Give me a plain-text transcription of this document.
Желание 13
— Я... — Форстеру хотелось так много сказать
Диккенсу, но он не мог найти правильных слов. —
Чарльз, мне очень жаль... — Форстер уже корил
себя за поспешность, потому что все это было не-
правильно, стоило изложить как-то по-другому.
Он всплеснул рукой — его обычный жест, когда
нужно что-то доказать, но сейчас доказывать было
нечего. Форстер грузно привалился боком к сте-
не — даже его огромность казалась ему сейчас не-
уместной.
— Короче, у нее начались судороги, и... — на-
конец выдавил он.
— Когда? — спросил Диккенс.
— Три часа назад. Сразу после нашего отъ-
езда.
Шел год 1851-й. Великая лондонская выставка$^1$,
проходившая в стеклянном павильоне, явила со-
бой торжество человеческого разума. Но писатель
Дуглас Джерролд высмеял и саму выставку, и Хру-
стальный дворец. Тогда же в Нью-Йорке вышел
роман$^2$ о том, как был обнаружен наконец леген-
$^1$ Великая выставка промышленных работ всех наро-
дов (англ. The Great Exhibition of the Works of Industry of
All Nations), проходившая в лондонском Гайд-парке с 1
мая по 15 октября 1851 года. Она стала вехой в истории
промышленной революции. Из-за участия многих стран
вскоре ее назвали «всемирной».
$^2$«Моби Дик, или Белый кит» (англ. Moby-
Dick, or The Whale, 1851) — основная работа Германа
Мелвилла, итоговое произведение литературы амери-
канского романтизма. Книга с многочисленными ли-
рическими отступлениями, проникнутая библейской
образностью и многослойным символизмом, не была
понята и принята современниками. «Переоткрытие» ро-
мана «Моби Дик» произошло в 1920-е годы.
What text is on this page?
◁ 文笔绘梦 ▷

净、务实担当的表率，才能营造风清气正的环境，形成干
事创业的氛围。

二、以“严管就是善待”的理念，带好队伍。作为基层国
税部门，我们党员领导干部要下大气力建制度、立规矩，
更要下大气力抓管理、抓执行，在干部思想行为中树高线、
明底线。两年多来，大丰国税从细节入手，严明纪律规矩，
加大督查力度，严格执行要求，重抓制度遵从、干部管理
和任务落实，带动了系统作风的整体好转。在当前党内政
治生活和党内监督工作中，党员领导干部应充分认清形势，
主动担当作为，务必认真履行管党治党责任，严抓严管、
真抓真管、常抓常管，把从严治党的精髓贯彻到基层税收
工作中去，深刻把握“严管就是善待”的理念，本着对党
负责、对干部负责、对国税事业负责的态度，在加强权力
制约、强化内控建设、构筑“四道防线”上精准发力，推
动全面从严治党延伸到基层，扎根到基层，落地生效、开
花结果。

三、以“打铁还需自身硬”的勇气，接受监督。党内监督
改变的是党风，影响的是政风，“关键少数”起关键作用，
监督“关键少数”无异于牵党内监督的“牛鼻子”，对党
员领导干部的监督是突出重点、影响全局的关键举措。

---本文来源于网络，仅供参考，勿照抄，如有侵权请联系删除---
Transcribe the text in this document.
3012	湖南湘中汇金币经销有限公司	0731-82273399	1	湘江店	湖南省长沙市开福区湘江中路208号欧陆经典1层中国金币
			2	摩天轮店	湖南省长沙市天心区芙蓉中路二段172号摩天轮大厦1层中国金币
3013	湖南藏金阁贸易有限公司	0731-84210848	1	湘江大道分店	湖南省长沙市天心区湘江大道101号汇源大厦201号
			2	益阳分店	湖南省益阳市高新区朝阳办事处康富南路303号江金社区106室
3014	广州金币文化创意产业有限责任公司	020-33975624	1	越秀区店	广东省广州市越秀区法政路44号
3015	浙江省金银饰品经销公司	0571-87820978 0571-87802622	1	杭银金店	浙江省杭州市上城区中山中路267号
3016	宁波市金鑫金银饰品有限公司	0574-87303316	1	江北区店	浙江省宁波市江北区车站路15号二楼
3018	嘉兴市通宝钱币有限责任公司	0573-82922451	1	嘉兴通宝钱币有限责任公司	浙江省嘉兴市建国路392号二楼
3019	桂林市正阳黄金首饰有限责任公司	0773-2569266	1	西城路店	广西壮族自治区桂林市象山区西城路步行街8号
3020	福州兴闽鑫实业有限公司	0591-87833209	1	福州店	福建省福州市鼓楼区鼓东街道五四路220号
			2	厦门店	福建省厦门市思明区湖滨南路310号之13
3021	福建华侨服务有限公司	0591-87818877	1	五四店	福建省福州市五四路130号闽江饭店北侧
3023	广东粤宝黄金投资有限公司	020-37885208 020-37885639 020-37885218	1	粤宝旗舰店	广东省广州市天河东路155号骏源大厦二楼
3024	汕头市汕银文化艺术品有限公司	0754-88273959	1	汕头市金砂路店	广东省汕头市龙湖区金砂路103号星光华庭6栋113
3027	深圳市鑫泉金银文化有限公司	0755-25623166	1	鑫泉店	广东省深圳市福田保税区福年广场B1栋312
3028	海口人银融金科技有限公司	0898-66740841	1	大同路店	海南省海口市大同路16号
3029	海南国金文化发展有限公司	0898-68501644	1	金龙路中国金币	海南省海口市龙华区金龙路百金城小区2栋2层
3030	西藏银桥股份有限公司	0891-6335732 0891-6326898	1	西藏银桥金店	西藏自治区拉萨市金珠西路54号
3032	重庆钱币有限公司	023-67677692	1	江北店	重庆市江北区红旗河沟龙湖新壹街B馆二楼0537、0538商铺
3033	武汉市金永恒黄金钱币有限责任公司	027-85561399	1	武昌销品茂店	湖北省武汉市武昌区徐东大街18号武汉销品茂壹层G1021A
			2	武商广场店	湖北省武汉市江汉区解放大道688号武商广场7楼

+===+

WRITTEN REQUEST: Repeat every entry exactly, please.

RESULT:
Give me a plain-text transcription of this document.
Желание 13
— Я... — Форстеру хотелось так много сказать
Диккенсу, но он не мог найти правильных слов. —
Чарльз, мне очень жаль... — Форстер уже корил
себя за поспешность, потому что все это было не-
правильно, стоило изложить как-то по-другому.
Он всплеснул рукой — его обычный жест, когда
нужно что-то доказать, но сейчас доказывать было
нечего. Форстер грузно привалился боком к сте-
не — даже его огромность казалась ему сейчас не-
уместной.
— Короче, у нее начались судороги, и... — на-
конец выдавил он.
— Когда? — спросил Диккенс.
— Три часа назад. Сразу после нашего отъ-
езда.
Шел год 1851-й. Великая лондонская выставка$^1$,
проходившая в стеклянном павильоне, явила со-
бой торжество человеческого разума. Но писатель
Дуглас Джерролд высмеял и саму выставку, и Хру-
стальный дворец. Тогда же в Нью-Йорке вышел
роман$^2$ о том, как был обнаружен наконец леген-
$^1$ Великая выставка промышленных работ всех наро-
дов (англ. The Great Exhibition of the Works of Industry of
All Nations), проходившая в лондонском Гайд-парке с 1
мая по 15 октября 1851 года. Она стала вехой в истории
промышленной революции. Из-за участия многих стран
вскоре ее назвали «всемирной».
$^2$«Моби Дик, или Белый кит» (англ. Moby-
Dick, or The Whale, 1851) — основная работа Германа
Мелвилла, итоговое произведение литературы амери-
канского романтизма. Книга с многочисленными ли-
рическими отступлениями, проникнутая библейской
образностью и многослойным символизмом, не была
понята и принята современниками. «Переоткрытие» ро-
мана «Моби Дик» произошло в 1920-е годы.
What text is on this page?
◁ 文笔绘梦 ▷

净、务实担当的表率，才能营造风清气正的环境，形成干
事创业的氛围。

二、以“严管就是善待”的理念，带好队伍。作为基层国
税部门，我们党员领导干部要下大气力建制度、立规矩，
更要下大气力抓管理、抓执行，在干部思想行为中树高线、
明底线。两年多来，大丰国税从细节入手，严明纪律规矩，
加大督查力度，严格执行要求，重抓制度遵从、干部管理
和任务落实，带动了系统作风的整体好转。在当前党内政
治生活和党内监督工作中，党员领导干部应充分认清形势，
主动担当作为，务必认真履行管党治党责任，严抓严管、
真抓真管、常抓常管，把从严治党的精髓贯彻到基层税收
工作中去，深刻把握“严管就是善待”的理念，本着对党
负责、对干部负责、对国税事业负责的态度，在加强权力
制约、强化内控建设、构筑“四道防线”上精准发力，推
动全面从严治党延伸到基层，扎根到基层，落地生效、开
花结果。

三、以“打铁还需自身硬”的勇气，接受监督。党内监督
改变的是党风，影响的是政风，“关键少数”起关键作用，
监督“关键少数”无异于牵党内监督的“牛鼻子”，对党
员领导干部的监督是突出重点、影响全局的关键举措。

---本文来源于网络，仅供参考，勿照抄，如有侵权请联系删除---
Transcribe the text in this document.
3012	湖南湘中汇金币经销有限公司	0731-82273399	1	湘江店	湖南省长沙市开福区湘江中路208号欧陆经典1层中国金币
			2	摩天轮店	湖南省长沙市天心区芙蓉中路二段172号摩天轮大厦1层中国金币
3013	湖南藏金阁贸易有限公司	0731-84210848	1	湘江大道分店	湖南省长沙市天心区湘江大道101号汇源大厦201号
			2	益阳分店	湖南省益阳市高新区朝阳办事处康富南路303号江金社区106室
3014	广州金币文化创意产业有限责任公司	020-33975624	1	越秀区店	广东省广州市越秀区法政路44号
3015	浙江省金银饰品经销公司	0571-87820978 0571-87802622	1	杭银金店	浙江省杭州市上城区中山中路267号
3016	宁波市金鑫金银饰品有限公司	0574-87303316	1	江北区店	浙江省宁波市江北区车站路15号二楼
3018	嘉兴市通宝钱币有限责任公司	0573-82922451	1	嘉兴通宝钱币有限责任公司	浙江省嘉兴市建国路392号二楼
3019	桂林市正阳黄金首饰有限责任公司	0773-2569266	1	西城路店	广西壮族自治区桂林市象山区西城路步行街8号
3020	福州兴闽鑫实业有限公司	0591-87833209	1	福州店	福建省福州市鼓楼区鼓东街道五四路220号
			2	厦门店	福建省厦门市思明区湖滨南路310号之13
3021	福建华侨服务有限公司	0591-87818877	1	五四店	福建省福州市五四路130号闽江饭店北侧
3023	广东粤宝黄金投资有限公司	020-37885208 020-37885639 020-37885218	1	粤宝旗舰店	广东省广州市天河东路155号骏源大厦二楼
3024	汕头市汕银文化艺术品有限公司	0754-88273959	1	汕头市金砂路店	广东省汕头市龙湖区金砂路103号星光华庭6栋113
3027	深圳市鑫泉金银文化有限公司	0755-25623166	1	鑫泉店	广东省深圳市福田保税区福年广场B1栋312
3028	海口人银融金科技有限公司	0898-66740841	1	大同路店	海南省海口市大同路16号
3029	海南国金文化发展有限公司	0898-68501644	1	金龙路中国金币	海南省海口市龙华区金龙路百金城小区2栋2层
3030	西藏银桥股份有限公司	0891-6335732 0891-6326898	1	西藏银桥金店	西藏自治区拉萨市金珠西路54号
3032	重庆钱币有限公司	023-67677692	1	江北店	重庆市江北区红旗河沟龙湖新壹街B馆二楼0537、0538商铺
3033	武汉市金永恒黄金钱币有限责任公司	027-85561399	1	武昌销品茂店	湖北省武汉市武昌区徐东大街18号武汉销品茂壹层G1021A
			2	武商广场店	湖北省武汉市江汉区解放大道688号武商广场7楼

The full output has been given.